### [Your instructions]
Will you extract the entries word for word? Images should not appear in the copy.

BEGIN Input rows

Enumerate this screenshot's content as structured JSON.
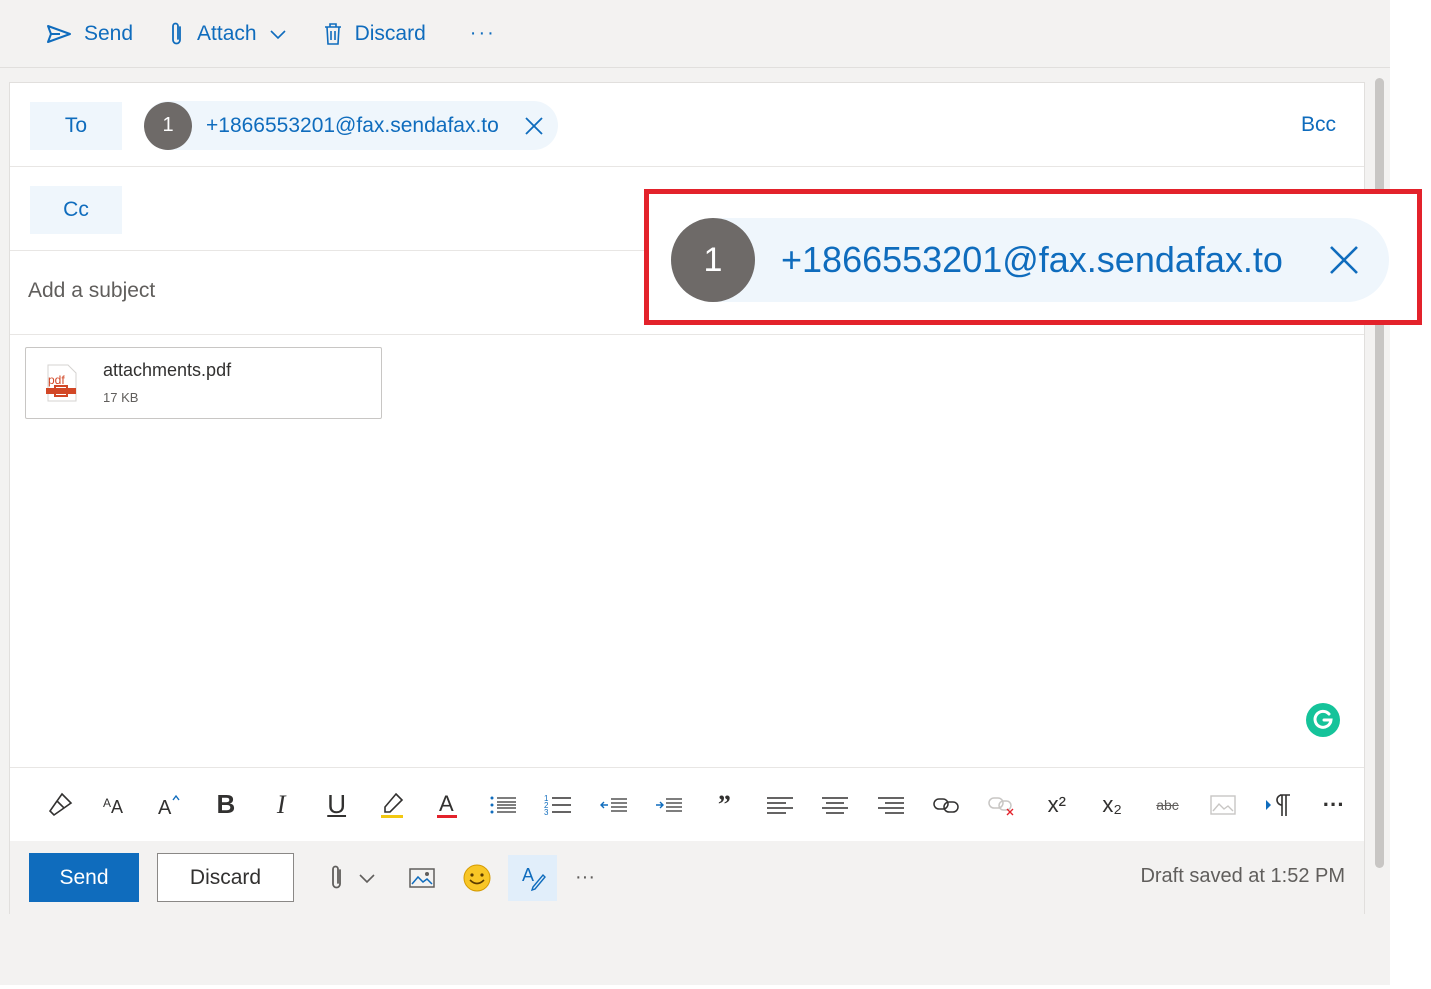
{
  "toolbar": {
    "send_label": "Send",
    "attach_label": "Attach",
    "discard_label": "Discard",
    "more_label": "···"
  },
  "recipients": {
    "to_label": "To",
    "cc_label": "Cc",
    "bcc_label": "Bcc",
    "to": [
      {
        "avatar": "1",
        "email": "+1866553201@fax.sendafax.to"
      }
    ]
  },
  "subject": {
    "placeholder": "Add a subject"
  },
  "attachment": {
    "name": "attachments.pdf",
    "size": "17 KB",
    "icon_label": "pdf"
  },
  "format_toolbar": {
    "items": [
      "format-painter",
      "font-size",
      "grow-font",
      "bold",
      "italic",
      "underline",
      "highlight",
      "font-color",
      "bullets",
      "numbering",
      "decrease-indent",
      "increase-indent",
      "quote",
      "align-left",
      "align-center",
      "align-right",
      "insert-link",
      "remove-link",
      "superscript",
      "subscript",
      "strikethrough",
      "insert-picture-inline",
      "ltr-paragraph",
      "more"
    ],
    "bold": "B",
    "italic": "I",
    "underline": "U",
    "font_color": "A",
    "quote": "”",
    "superscript": "x²",
    "subscript": "x₂",
    "strikethrough": "abc",
    "more": "···"
  },
  "bottom_bar": {
    "send_label": "Send",
    "discard_label": "Discard",
    "more_label": "···",
    "draft_status": "Draft saved at 1:52 PM"
  },
  "callout": {
    "avatar": "1",
    "email": "+1866553201@fax.sendafax.to"
  },
  "colors": {
    "accent": "#0f6cbd",
    "callout_border": "#e3222b",
    "grammarly": "#15c39a",
    "avatar": "#6e6a68"
  }
}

END Input rows

### [Output for this exercise]
Enumerate this screenshot's content as structured JSON.
{
  "toolbar": {
    "send_label": "Send",
    "attach_label": "Attach",
    "discard_label": "Discard",
    "more_label": "···"
  },
  "recipients": {
    "to_label": "To",
    "cc_label": "Cc",
    "bcc_label": "Bcc",
    "to": [
      {
        "avatar": "1",
        "email": "+1866553201@fax.sendafax.to"
      }
    ]
  },
  "subject": {
    "placeholder": "Add a subject"
  },
  "attachment": {
    "name": "attachments.pdf",
    "size": "17 KB",
    "icon_label": "pdf"
  },
  "format_toolbar": {
    "items": [
      "format-painter",
      "font-size",
      "grow-font",
      "bold",
      "italic",
      "underline",
      "highlight",
      "font-color",
      "bullets",
      "numbering",
      "decrease-indent",
      "increase-indent",
      "quote",
      "align-left",
      "align-center",
      "align-right",
      "insert-link",
      "remove-link",
      "superscript",
      "subscript",
      "strikethrough",
      "insert-picture-inline",
      "ltr-paragraph",
      "more"
    ],
    "bold": "B",
    "italic": "I",
    "underline": "U",
    "font_color": "A",
    "quote": "”",
    "superscript": "x²",
    "subscript": "x₂",
    "strikethrough": "abc",
    "more": "···"
  },
  "bottom_bar": {
    "send_label": "Send",
    "discard_label": "Discard",
    "more_label": "···",
    "draft_status": "Draft saved at 1:52 PM"
  },
  "callout": {
    "avatar": "1",
    "email": "+1866553201@fax.sendafax.to"
  },
  "colors": {
    "accent": "#0f6cbd",
    "callout_border": "#e3222b",
    "grammarly": "#15c39a",
    "avatar": "#6e6a68"
  }
}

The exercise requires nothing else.